### EXERCISE
Pick out each line of the material that contains the string "site", and copy those lines. Case counts.

········

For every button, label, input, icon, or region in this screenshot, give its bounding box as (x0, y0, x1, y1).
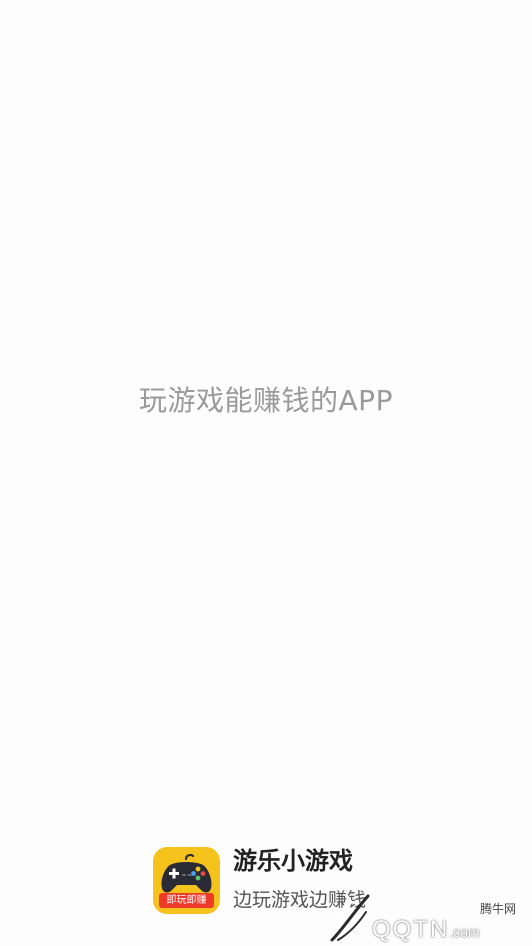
app-name: 游乐小游戏 (233, 847, 353, 875)
watermark-suffix: .com (449, 924, 480, 940)
splash-slogan: 玩游戏能赚钱的APP (139, 384, 393, 417)
site-watermark: 腾牛网 QQTN.com (324, 890, 530, 946)
watermark-site-name: 腾牛网 (479, 902, 516, 916)
watermark-brand-text: QQTN (372, 916, 450, 943)
app-logo: 即玩即赚 (153, 847, 220, 914)
logo-ribbon: 即玩即赚 (159, 893, 214, 908)
watermark-brand: QQTN.com (372, 918, 480, 944)
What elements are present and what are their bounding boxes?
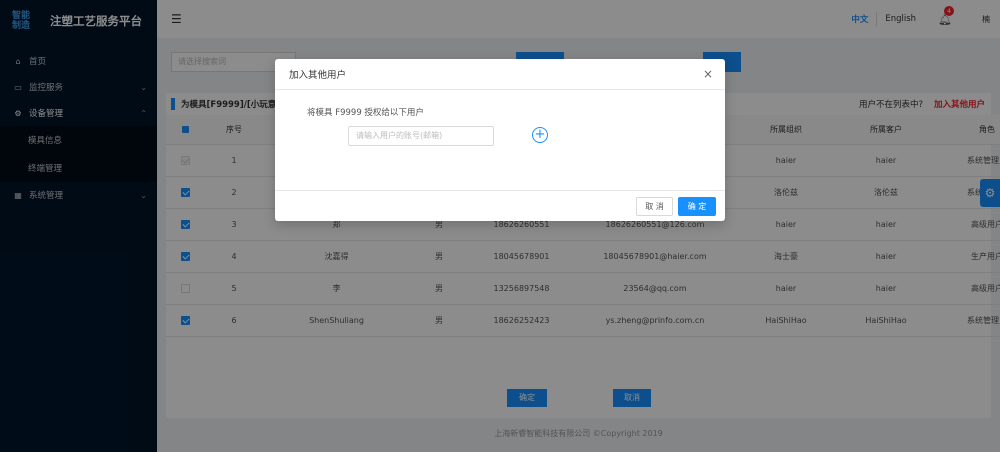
modal-title: 加入其他用户 [289, 70, 347, 81]
modal-cancel-button[interactable]: 取 消 [636, 197, 673, 216]
modal-description: 将模具 F9999 授权给以下用户 [307, 108, 424, 118]
close-icon[interactable]: × [703, 67, 713, 81]
add-user-modal: 加入其他用户 × 将模具 F9999 授权给以下用户 请输入用户的账号(邮箱) … [275, 59, 725, 221]
modal-footer: 取 消 确 定 [275, 190, 725, 221]
user-account-input[interactable]: 请输入用户的账号(邮箱) [348, 126, 494, 146]
modal-header: 加入其他用户 × [275, 59, 725, 90]
add-circle-icon[interactable]: + [532, 127, 548, 143]
modal-ok-button[interactable]: 确 定 [678, 197, 716, 216]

········

### FULL RESPONSE
site-watermark: 腾牛网 QQTN.com (324, 890, 530, 946)
watermark-site-name: 腾牛网 (479, 902, 516, 916)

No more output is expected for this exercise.